• [EXERCISE DIRECTIONS]:
Each line holding the word "景区等级" counts once; give the total and nothing more.
BEGIN MATERIAL
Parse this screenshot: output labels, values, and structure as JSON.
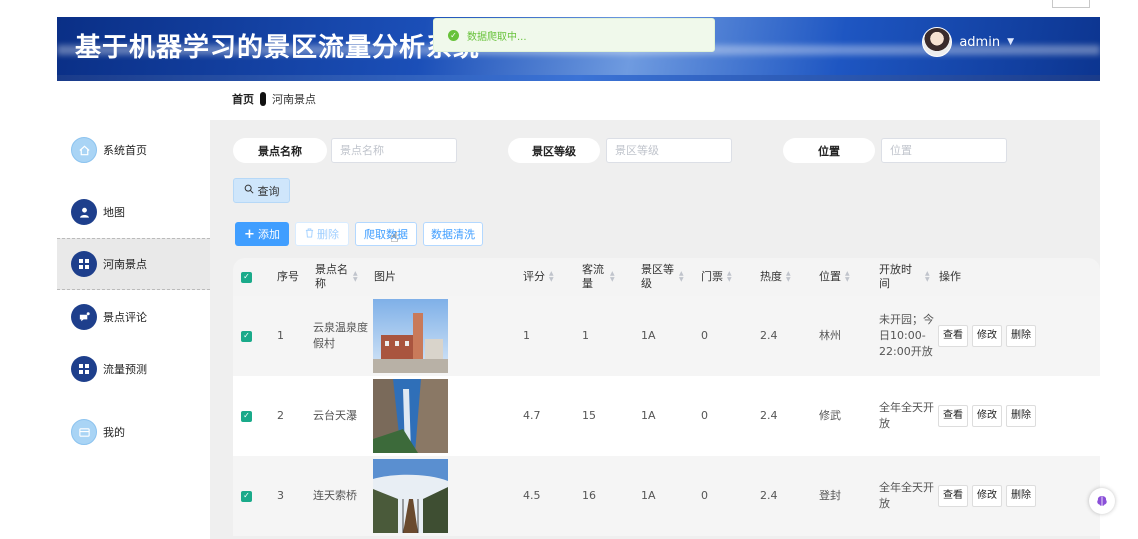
{
  "header": {
    "title": "基于机器学习的景区流量分析系统",
    "username": "admin"
  },
  "toast": {
    "message": "数据爬取中..."
  },
  "breadcrumb": {
    "home": "首页",
    "current": "河南景点"
  },
  "sidebar": {
    "items": [
      {
        "label": "系统首页",
        "icon": "home-icon"
      },
      {
        "label": "地图",
        "icon": "user-icon"
      },
      {
        "label": "河南景点",
        "icon": "grid-icon",
        "active": true
      },
      {
        "label": "景点评论",
        "icon": "comment-icon"
      },
      {
        "label": "流量预测",
        "icon": "grid-icon"
      },
      {
        "label": "我的",
        "icon": "card-icon"
      }
    ]
  },
  "search": {
    "name_label": "景点名称",
    "name_placeholder": "景点名称",
    "level_label": "景区等级",
    "level_placeholder": "景区等级",
    "location_label": "位置",
    "location_placeholder": "位置",
    "query_button": "查询"
  },
  "toolbar": {
    "add": "添加",
    "delete": "删除",
    "crawl": "爬取数据",
    "clean": "数据清洗"
  },
  "table": {
    "columns": {
      "index": "序号",
      "name": "景点名称",
      "image": "图片",
      "rating": "评分",
      "visitors": "客流量",
      "level": "景区等级",
      "ticket": "门票",
      "heat": "热度",
      "location": "位置",
      "open_time": "开放时间",
      "actions": "操作"
    },
    "action_labels": {
      "view": "查看",
      "edit": "修改",
      "delete": "删除"
    },
    "rows": [
      {
        "index": "1",
        "name": "云泉温泉度假村",
        "rating": "1",
        "visitors": "1",
        "level": "1A",
        "ticket": "0",
        "heat": "2.4",
        "location": "林州",
        "open_time": "未开园；今日10:00-22:00开放"
      },
      {
        "index": "2",
        "name": "云台天瀑",
        "rating": "4.7",
        "visitors": "15",
        "level": "1A",
        "ticket": "0",
        "heat": "2.4",
        "location": "修武",
        "open_time": "全年全天开放"
      },
      {
        "index": "3",
        "name": "连天索桥",
        "rating": "4.5",
        "visitors": "16",
        "level": "1A",
        "ticket": "0",
        "heat": "2.4",
        "location": "登封",
        "open_time": "全年全天开放"
      }
    ]
  },
  "colors": {
    "primary": "#409eff",
    "header_dark": "#0a2f86",
    "checkbox": "#1aaa8a",
    "toast_text": "#67c23a"
  }
}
END MATERIAL
• [RESPONSE TO THE TASK]:
3